Entries supplied start
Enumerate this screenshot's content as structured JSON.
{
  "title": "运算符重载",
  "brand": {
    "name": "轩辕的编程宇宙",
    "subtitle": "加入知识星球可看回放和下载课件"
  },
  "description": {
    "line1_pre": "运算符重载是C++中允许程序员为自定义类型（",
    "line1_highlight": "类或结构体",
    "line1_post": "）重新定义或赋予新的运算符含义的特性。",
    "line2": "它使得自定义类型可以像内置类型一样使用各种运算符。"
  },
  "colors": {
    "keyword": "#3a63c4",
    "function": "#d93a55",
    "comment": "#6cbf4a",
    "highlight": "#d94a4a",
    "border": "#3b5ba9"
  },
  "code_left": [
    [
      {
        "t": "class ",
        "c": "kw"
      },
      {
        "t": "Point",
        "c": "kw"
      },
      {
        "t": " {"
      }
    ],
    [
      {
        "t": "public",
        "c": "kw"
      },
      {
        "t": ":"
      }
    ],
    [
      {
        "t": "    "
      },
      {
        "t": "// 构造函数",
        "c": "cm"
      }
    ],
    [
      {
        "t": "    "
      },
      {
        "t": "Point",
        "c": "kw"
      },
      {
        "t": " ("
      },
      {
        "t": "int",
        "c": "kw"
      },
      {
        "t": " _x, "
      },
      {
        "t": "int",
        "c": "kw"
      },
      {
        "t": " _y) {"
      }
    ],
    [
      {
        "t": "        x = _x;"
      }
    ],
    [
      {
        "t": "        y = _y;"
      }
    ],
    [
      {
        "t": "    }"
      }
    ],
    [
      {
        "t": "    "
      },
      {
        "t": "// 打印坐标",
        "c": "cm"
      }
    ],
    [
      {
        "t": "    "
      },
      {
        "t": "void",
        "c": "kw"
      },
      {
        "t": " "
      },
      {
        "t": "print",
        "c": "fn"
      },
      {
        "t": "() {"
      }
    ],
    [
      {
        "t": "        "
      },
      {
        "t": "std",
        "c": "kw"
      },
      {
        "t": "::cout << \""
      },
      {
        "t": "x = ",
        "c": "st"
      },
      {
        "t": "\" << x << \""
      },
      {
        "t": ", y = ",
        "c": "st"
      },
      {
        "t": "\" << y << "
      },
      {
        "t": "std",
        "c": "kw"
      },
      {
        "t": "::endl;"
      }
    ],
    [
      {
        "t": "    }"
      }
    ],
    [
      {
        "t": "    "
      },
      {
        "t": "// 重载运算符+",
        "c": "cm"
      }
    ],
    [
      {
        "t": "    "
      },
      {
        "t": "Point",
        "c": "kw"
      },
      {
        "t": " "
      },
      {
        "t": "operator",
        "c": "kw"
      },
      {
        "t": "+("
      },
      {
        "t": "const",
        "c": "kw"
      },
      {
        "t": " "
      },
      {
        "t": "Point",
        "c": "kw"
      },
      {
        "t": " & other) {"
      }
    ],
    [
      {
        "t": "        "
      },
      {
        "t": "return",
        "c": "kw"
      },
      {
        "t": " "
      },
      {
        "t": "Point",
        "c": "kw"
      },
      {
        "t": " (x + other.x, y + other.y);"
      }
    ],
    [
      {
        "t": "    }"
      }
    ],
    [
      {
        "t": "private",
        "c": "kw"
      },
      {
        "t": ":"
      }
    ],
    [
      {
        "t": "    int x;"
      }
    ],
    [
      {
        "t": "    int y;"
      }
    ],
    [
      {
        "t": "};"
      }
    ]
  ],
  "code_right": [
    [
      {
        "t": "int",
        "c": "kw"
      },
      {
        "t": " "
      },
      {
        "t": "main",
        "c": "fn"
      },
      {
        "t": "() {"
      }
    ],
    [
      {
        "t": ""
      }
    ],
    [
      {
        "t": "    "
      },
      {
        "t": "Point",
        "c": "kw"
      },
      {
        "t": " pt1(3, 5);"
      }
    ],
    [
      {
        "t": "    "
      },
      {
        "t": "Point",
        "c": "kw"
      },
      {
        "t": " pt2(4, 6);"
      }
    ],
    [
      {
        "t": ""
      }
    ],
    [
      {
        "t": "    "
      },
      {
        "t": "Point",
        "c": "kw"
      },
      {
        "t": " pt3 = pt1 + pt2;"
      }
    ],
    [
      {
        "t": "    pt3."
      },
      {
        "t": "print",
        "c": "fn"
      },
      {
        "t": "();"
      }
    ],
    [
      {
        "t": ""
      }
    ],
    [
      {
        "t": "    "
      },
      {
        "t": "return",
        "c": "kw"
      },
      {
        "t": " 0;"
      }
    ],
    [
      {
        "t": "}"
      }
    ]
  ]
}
Entries supplied end
### [Short task]
The records above need to be transcribed in full. Keep every character unchanged.

### [Full solution]
Enumerate this screenshot's content as structured JSON.
{
  "title": "运算符重载",
  "brand": {
    "name": "轩辕的编程宇宙",
    "subtitle": "加入知识星球可看回放和下载课件"
  },
  "description": {
    "line1_pre": "运算符重载是C++中允许程序员为自定义类型（",
    "line1_highlight": "类或结构体",
    "line1_post": "）重新定义或赋予新的运算符含义的特性。",
    "line2": "它使得自定义类型可以像内置类型一样使用各种运算符。"
  },
  "colors": {
    "keyword": "#3a63c4",
    "function": "#d93a55",
    "comment": "#6cbf4a",
    "highlight": "#d94a4a",
    "border": "#3b5ba9"
  },
  "code_left": [
    [
      {
        "t": "class ",
        "c": "kw"
      },
      {
        "t": "Point",
        "c": "kw"
      },
      {
        "t": " {"
      }
    ],
    [
      {
        "t": "public",
        "c": "kw"
      },
      {
        "t": ":"
      }
    ],
    [
      {
        "t": "    "
      },
      {
        "t": "// 构造函数",
        "c": "cm"
      }
    ],
    [
      {
        "t": "    "
      },
      {
        "t": "Point",
        "c": "kw"
      },
      {
        "t": " ("
      },
      {
        "t": "int",
        "c": "kw"
      },
      {
        "t": " _x, "
      },
      {
        "t": "int",
        "c": "kw"
      },
      {
        "t": " _y) {"
      }
    ],
    [
      {
        "t": "        x = _x;"
      }
    ],
    [
      {
        "t": "        y = _y;"
      }
    ],
    [
      {
        "t": "    }"
      }
    ],
    [
      {
        "t": "    "
      },
      {
        "t": "// 打印坐标",
        "c": "cm"
      }
    ],
    [
      {
        "t": "    "
      },
      {
        "t": "void",
        "c": "kw"
      },
      {
        "t": " "
      },
      {
        "t": "print",
        "c": "fn"
      },
      {
        "t": "() {"
      }
    ],
    [
      {
        "t": "        "
      },
      {
        "t": "std",
        "c": "kw"
      },
      {
        "t": "::cout << \""
      },
      {
        "t": "x = ",
        "c": "st"
      },
      {
        "t": "\" << x << \""
      },
      {
        "t": ", y = ",
        "c": "st"
      },
      {
        "t": "\" << y << "
      },
      {
        "t": "std",
        "c": "kw"
      },
      {
        "t": "::endl;"
      }
    ],
    [
      {
        "t": "    }"
      }
    ],
    [
      {
        "t": "    "
      },
      {
        "t": "// 重载运算符+",
        "c": "cm"
      }
    ],
    [
      {
        "t": "    "
      },
      {
        "t": "Point",
        "c": "kw"
      },
      {
        "t": " "
      },
      {
        "t": "operator",
        "c": "kw"
      },
      {
        "t": "+("
      },
      {
        "t": "const",
        "c": "kw"
      },
      {
        "t": " "
      },
      {
        "t": "Point",
        "c": "kw"
      },
      {
        "t": " & other) {"
      }
    ],
    [
      {
        "t": "        "
      },
      {
        "t": "return",
        "c": "kw"
      },
      {
        "t": " "
      },
      {
        "t": "Point",
        "c": "kw"
      },
      {
        "t": " (x + other.x, y + other.y);"
      }
    ],
    [
      {
        "t": "    }"
      }
    ],
    [
      {
        "t": "private",
        "c": "kw"
      },
      {
        "t": ":"
      }
    ],
    [
      {
        "t": "    int x;"
      }
    ],
    [
      {
        "t": "    int y;"
      }
    ],
    [
      {
        "t": "};"
      }
    ]
  ],
  "code_right": [
    [
      {
        "t": "int",
        "c": "kw"
      },
      {
        "t": " "
      },
      {
        "t": "main",
        "c": "fn"
      },
      {
        "t": "() {"
      }
    ],
    [
      {
        "t": ""
      }
    ],
    [
      {
        "t": "    "
      },
      {
        "t": "Point",
        "c": "kw"
      },
      {
        "t": " pt1(3, 5);"
      }
    ],
    [
      {
        "t": "    "
      },
      {
        "t": "Point",
        "c": "kw"
      },
      {
        "t": " pt2(4, 6);"
      }
    ],
    [
      {
        "t": ""
      }
    ],
    [
      {
        "t": "    "
      },
      {
        "t": "Point",
        "c": "kw"
      },
      {
        "t": " pt3 = pt1 + pt2;"
      }
    ],
    [
      {
        "t": "    pt3."
      },
      {
        "t": "print",
        "c": "fn"
      },
      {
        "t": "();"
      }
    ],
    [
      {
        "t": ""
      }
    ],
    [
      {
        "t": "    "
      },
      {
        "t": "return",
        "c": "kw"
      },
      {
        "t": " 0;"
      }
    ],
    [
      {
        "t": "}"
      }
    ]
  ]
}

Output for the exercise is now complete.